Listed records

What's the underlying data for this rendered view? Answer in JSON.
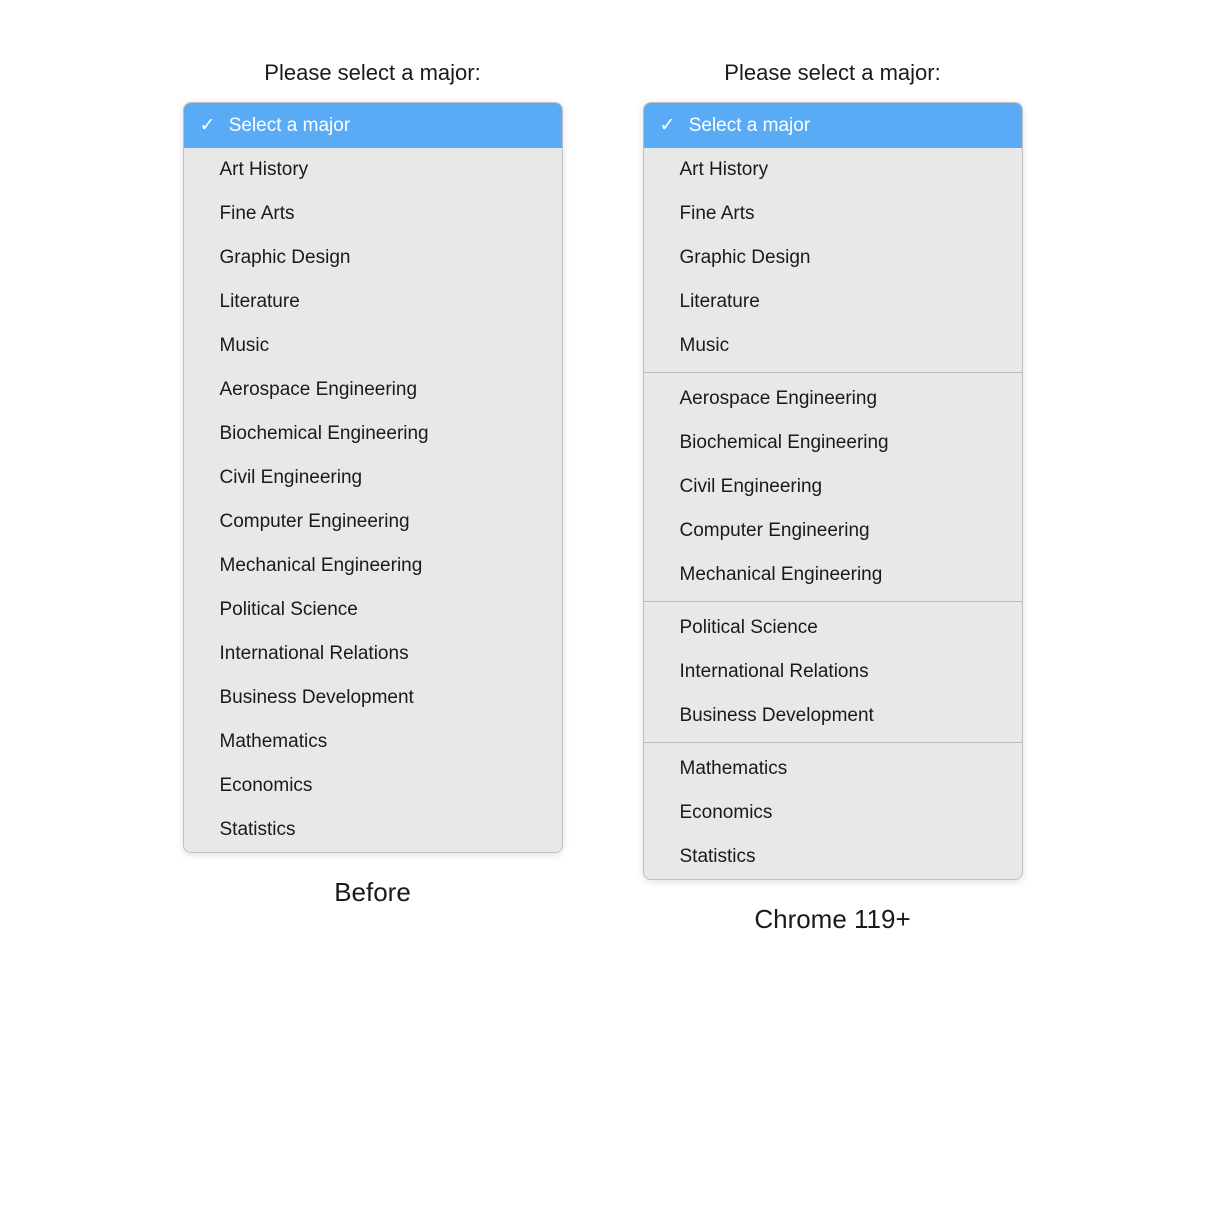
{
  "page": {
    "before_label": "Please select a major:",
    "after_label": "Please select a major:",
    "before_caption": "Before",
    "after_caption": "Chrome 119+",
    "select_placeholder": "Select a major",
    "accent_color": "#5aabf5"
  },
  "majors_flat": [
    {
      "id": "select-major",
      "label": "Select a major",
      "selected": true
    },
    {
      "id": "art-history",
      "label": "Art History"
    },
    {
      "id": "fine-arts",
      "label": "Fine Arts"
    },
    {
      "id": "graphic-design",
      "label": "Graphic Design"
    },
    {
      "id": "literature",
      "label": "Literature"
    },
    {
      "id": "music",
      "label": "Music"
    },
    {
      "id": "aerospace-engineering",
      "label": "Aerospace Engineering"
    },
    {
      "id": "biochemical-engineering",
      "label": "Biochemical Engineering"
    },
    {
      "id": "civil-engineering",
      "label": "Civil Engineering"
    },
    {
      "id": "computer-engineering",
      "label": "Computer Engineering"
    },
    {
      "id": "mechanical-engineering",
      "label": "Mechanical Engineering"
    },
    {
      "id": "political-science",
      "label": "Political Science"
    },
    {
      "id": "international-relations",
      "label": "International Relations"
    },
    {
      "id": "business-development",
      "label": "Business Development"
    },
    {
      "id": "mathematics",
      "label": "Mathematics"
    },
    {
      "id": "economics",
      "label": "Economics"
    },
    {
      "id": "statistics",
      "label": "Statistics"
    }
  ],
  "majors_grouped": {
    "selected": {
      "id": "select-major",
      "label": "Select a major"
    },
    "groups": [
      {
        "id": "arts",
        "items": [
          {
            "id": "art-history",
            "label": "Art History"
          },
          {
            "id": "fine-arts",
            "label": "Fine Arts"
          },
          {
            "id": "graphic-design",
            "label": "Graphic Design"
          },
          {
            "id": "literature",
            "label": "Literature"
          },
          {
            "id": "music",
            "label": "Music"
          }
        ]
      },
      {
        "id": "engineering",
        "items": [
          {
            "id": "aerospace-engineering",
            "label": "Aerospace Engineering"
          },
          {
            "id": "biochemical-engineering",
            "label": "Biochemical Engineering"
          },
          {
            "id": "civil-engineering",
            "label": "Civil Engineering"
          },
          {
            "id": "computer-engineering",
            "label": "Computer Engineering"
          },
          {
            "id": "mechanical-engineering",
            "label": "Mechanical Engineering"
          }
        ]
      },
      {
        "id": "social-sciences",
        "items": [
          {
            "id": "political-science",
            "label": "Political Science"
          },
          {
            "id": "international-relations",
            "label": "International Relations"
          },
          {
            "id": "business-development",
            "label": "Business Development"
          }
        ]
      },
      {
        "id": "math-econ",
        "items": [
          {
            "id": "mathematics",
            "label": "Mathematics"
          },
          {
            "id": "economics",
            "label": "Economics"
          },
          {
            "id": "statistics",
            "label": "Statistics"
          }
        ]
      }
    ]
  }
}
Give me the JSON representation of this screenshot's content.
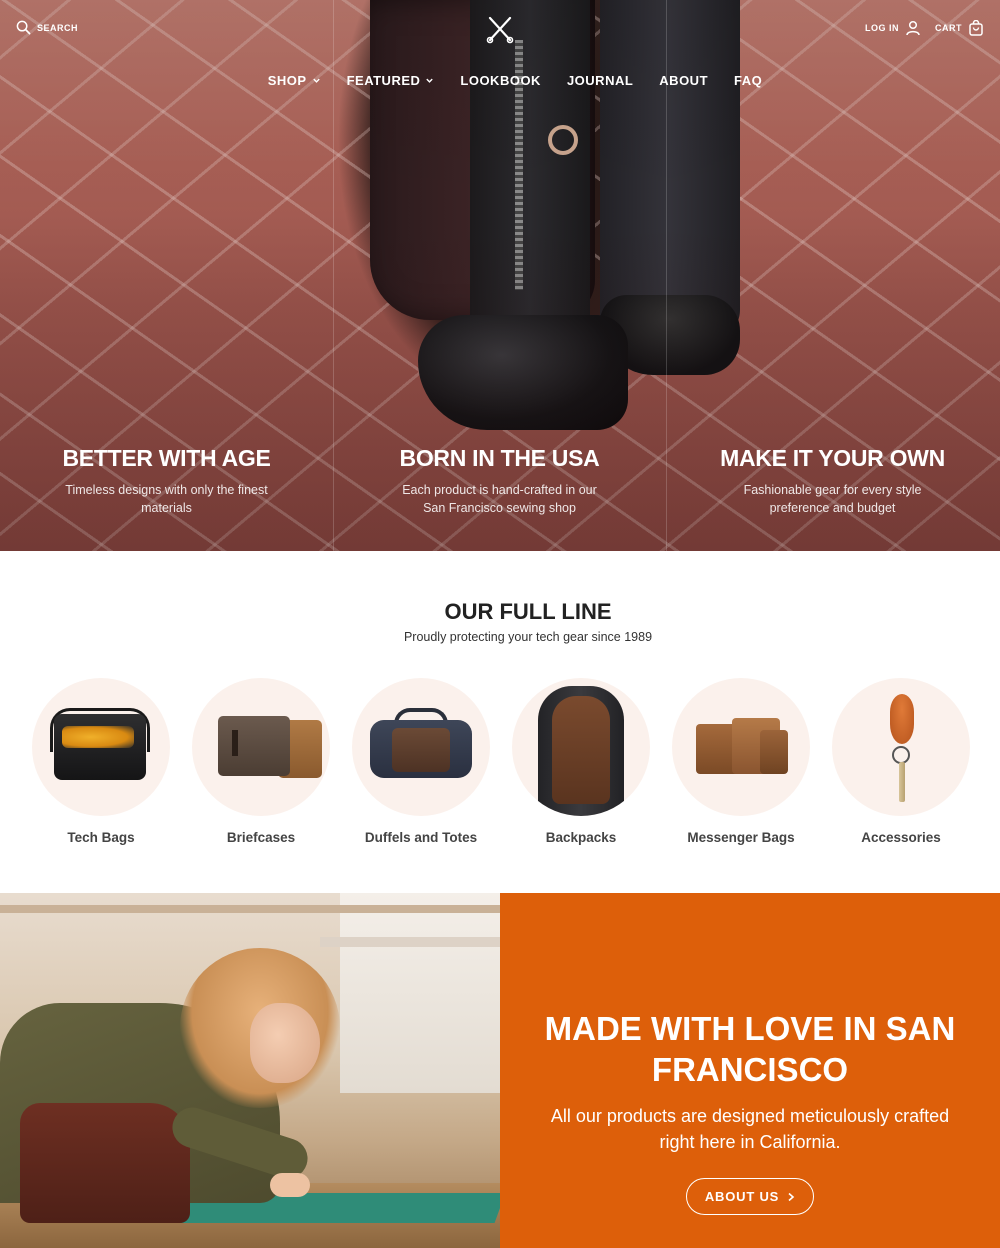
{
  "header": {
    "search_label": "SEARCH",
    "login_label": "LOG IN",
    "cart_label": "CART",
    "logo_icon": "crossed-needles-icon"
  },
  "nav": {
    "items": [
      {
        "label": "SHOP",
        "has_dropdown": true
      },
      {
        "label": "FEATURED",
        "has_dropdown": true
      },
      {
        "label": "LOOKBOOK",
        "has_dropdown": false
      },
      {
        "label": "JOURNAL",
        "has_dropdown": false
      },
      {
        "label": "ABOUT",
        "has_dropdown": false
      },
      {
        "label": "FAQ",
        "has_dropdown": false
      }
    ]
  },
  "hero": {
    "pillars": [
      {
        "title": "BETTER WITH AGE",
        "text": "Timeless designs with only the finest materials"
      },
      {
        "title": "BORN IN THE USA",
        "text": "Each product is hand-crafted in our San Francisco sewing shop"
      },
      {
        "title": "MAKE IT YOUR OWN",
        "text": "Fashionable gear for every style preference and budget"
      }
    ]
  },
  "full_line": {
    "title": "OUR FULL LINE",
    "subtitle": "Proudly protecting your tech gear since 1989",
    "categories": [
      {
        "label": "Tech Bags"
      },
      {
        "label": "Briefcases"
      },
      {
        "label": "Duffels and Totes"
      },
      {
        "label": "Backpacks"
      },
      {
        "label": "Messenger Bags"
      },
      {
        "label": "Accessories"
      }
    ]
  },
  "about": {
    "title": "MADE WITH LOVE IN SAN FRANCISCO",
    "text": "All our products are designed meticulously crafted right here in California.",
    "button_label": "ABOUT US"
  },
  "colors": {
    "accent": "#dd5f0a",
    "category_circle": "#fbf1ec"
  }
}
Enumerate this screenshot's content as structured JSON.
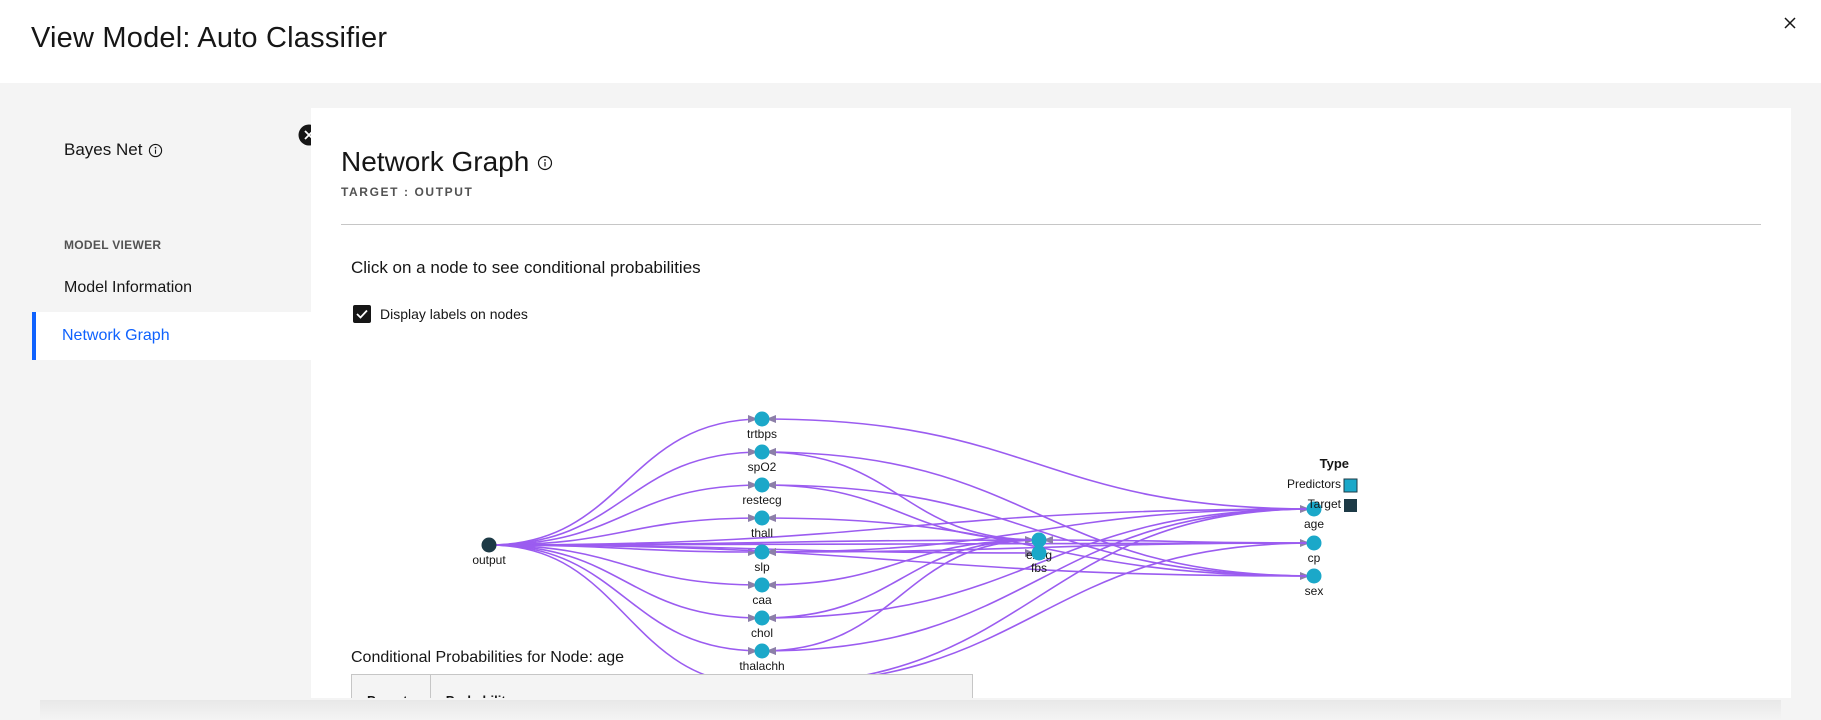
{
  "window": {
    "title": "View Model: Auto Classifier"
  },
  "sidebar": {
    "model_name": "Bayes Net",
    "section_label": "MODEL VIEWER",
    "items": [
      {
        "label": "Model Information"
      },
      {
        "label": "Network Graph"
      }
    ]
  },
  "main": {
    "title": "Network Graph",
    "target_label": "TARGET : OUTPUT",
    "instruction": "Click on a node to see conditional probabilities",
    "checkbox": {
      "label": "Display labels on nodes",
      "checked": true
    },
    "legend": {
      "title": "Type",
      "items": [
        {
          "label": "Predictors",
          "color": "#1ba8c9"
        },
        {
          "label": "Target",
          "color": "#1d3a46"
        }
      ]
    },
    "conditional": {
      "title": "Conditional Probabilities for Node: age",
      "headers": [
        "Parents",
        "Probability"
      ]
    }
  },
  "graph": {
    "edge_color": "#9b5cf0",
    "predictor_color": "#1ba8c9",
    "target_color": "#1d3a46",
    "nodes": [
      "output",
      "trtbps",
      "spO2",
      "restecg",
      "thall",
      "slp",
      "caa",
      "chol",
      "thalachh",
      "oldpeak",
      "exng",
      "fbs",
      "age",
      "cp",
      "sex"
    ]
  }
}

Work to do
Repeat verbatim all the material, but not the pictures.

Reply
What's the underlying data for this rendered view? Answer in JSON.
{
  "page": {
    "before_label": "Please select a major:",
    "after_label": "Please select a major:",
    "before_caption": "Before",
    "after_caption": "Chrome 119+",
    "select_placeholder": "Select a major",
    "accent_color": "#5aabf5"
  },
  "majors_flat": [
    {
      "id": "select-major",
      "label": "Select a major",
      "selected": true
    },
    {
      "id": "art-history",
      "label": "Art History"
    },
    {
      "id": "fine-arts",
      "label": "Fine Arts"
    },
    {
      "id": "graphic-design",
      "label": "Graphic Design"
    },
    {
      "id": "literature",
      "label": "Literature"
    },
    {
      "id": "music",
      "label": "Music"
    },
    {
      "id": "aerospace-engineering",
      "label": "Aerospace Engineering"
    },
    {
      "id": "biochemical-engineering",
      "label": "Biochemical Engineering"
    },
    {
      "id": "civil-engineering",
      "label": "Civil Engineering"
    },
    {
      "id": "computer-engineering",
      "label": "Computer Engineering"
    },
    {
      "id": "mechanical-engineering",
      "label": "Mechanical Engineering"
    },
    {
      "id": "political-science",
      "label": "Political Science"
    },
    {
      "id": "international-relations",
      "label": "International Relations"
    },
    {
      "id": "business-development",
      "label": "Business Development"
    },
    {
      "id": "mathematics",
      "label": "Mathematics"
    },
    {
      "id": "economics",
      "label": "Economics"
    },
    {
      "id": "statistics",
      "label": "Statistics"
    }
  ],
  "majors_grouped": {
    "selected": {
      "id": "select-major",
      "label": "Select a major"
    },
    "groups": [
      {
        "id": "arts",
        "items": [
          {
            "id": "art-history",
            "label": "Art History"
          },
          {
            "id": "fine-arts",
            "label": "Fine Arts"
          },
          {
            "id": "graphic-design",
            "label": "Graphic Design"
          },
          {
            "id": "literature",
            "label": "Literature"
          },
          {
            "id": "music",
            "label": "Music"
          }
        ]
      },
      {
        "id": "engineering",
        "items": [
          {
            "id": "aerospace-engineering",
            "label": "Aerospace Engineering"
          },
          {
            "id": "biochemical-engineering",
            "label": "Biochemical Engineering"
          },
          {
            "id": "civil-engineering",
            "label": "Civil Engineering"
          },
          {
            "id": "computer-engineering",
            "label": "Computer Engineering"
          },
          {
            "id": "mechanical-engineering",
            "label": "Mechanical Engineering"
          }
        ]
      },
      {
        "id": "social-sciences",
        "items": [
          {
            "id": "political-science",
            "label": "Political Science"
          },
          {
            "id": "international-relations",
            "label": "International Relations"
          },
          {
            "id": "business-development",
            "label": "Business Development"
          }
        ]
      },
      {
        "id": "math-econ",
        "items": [
          {
            "id": "mathematics",
            "label": "Mathematics"
          },
          {
            "id": "economics",
            "label": "Economics"
          },
          {
            "id": "statistics",
            "label": "Statistics"
          }
        ]
      }
    ]
  }
}
Give me the JSON representation of this screenshot's content.
{
  "header": {
    "search_label": "SEARCH",
    "login_label": "LOG IN",
    "cart_label": "CART",
    "logo_icon": "crossed-needles-icon"
  },
  "nav": {
    "items": [
      {
        "label": "SHOP",
        "has_dropdown": true
      },
      {
        "label": "FEATURED",
        "has_dropdown": true
      },
      {
        "label": "LOOKBOOK",
        "has_dropdown": false
      },
      {
        "label": "JOURNAL",
        "has_dropdown": false
      },
      {
        "label": "ABOUT",
        "has_dropdown": false
      },
      {
        "label": "FAQ",
        "has_dropdown": false
      }
    ]
  },
  "hero": {
    "pillars": [
      {
        "title": "BETTER WITH AGE",
        "text": "Timeless designs with only the finest materials"
      },
      {
        "title": "BORN IN THE USA",
        "text": "Each product is hand-crafted in our San Francisco sewing shop"
      },
      {
        "title": "MAKE IT YOUR OWN",
        "text": "Fashionable gear for every style preference and budget"
      }
    ]
  },
  "full_line": {
    "title": "OUR FULL LINE",
    "subtitle": "Proudly protecting your tech gear since 1989",
    "categories": [
      {
        "label": "Tech Bags"
      },
      {
        "label": "Briefcases"
      },
      {
        "label": "Duffels and Totes"
      },
      {
        "label": "Backpacks"
      },
      {
        "label": "Messenger Bags"
      },
      {
        "label": "Accessories"
      }
    ]
  },
  "about": {
    "title": "MADE WITH LOVE IN SAN FRANCISCO",
    "text": "All our products are designed meticulously crafted right here in California.",
    "button_label": "ABOUT US"
  },
  "colors": {
    "accent": "#dd5f0a",
    "category_circle": "#fbf1ec"
  }
}
Enumerate this screenshot's content as structured JSON.
{
  "window": {
    "title": "View Model: Auto Classifier"
  },
  "sidebar": {
    "model_name": "Bayes Net",
    "section_label": "MODEL VIEWER",
    "items": [
      {
        "label": "Model Information"
      },
      {
        "label": "Network Graph"
      }
    ]
  },
  "main": {
    "title": "Network Graph",
    "target_label": "TARGET : OUTPUT",
    "instruction": "Click on a node to see conditional probabilities",
    "checkbox": {
      "label": "Display labels on nodes",
      "checked": true
    },
    "legend": {
      "title": "Type",
      "items": [
        {
          "label": "Predictors",
          "color": "#1ba8c9"
        },
        {
          "label": "Target",
          "color": "#1d3a46"
        }
      ]
    },
    "conditional": {
      "title": "Conditional Probabilities for Node: age",
      "headers": [
        "Parents",
        "Probability"
      ]
    }
  },
  "graph": {
    "edge_color": "#9b5cf0",
    "predictor_color": "#1ba8c9",
    "target_color": "#1d3a46",
    "nodes": [
      "output",
      "trtbps",
      "spO2",
      "restecg",
      "thall",
      "slp",
      "caa",
      "chol",
      "thalachh",
      "oldpeak",
      "exng",
      "fbs",
      "age",
      "cp",
      "sex"
    ]
  }
}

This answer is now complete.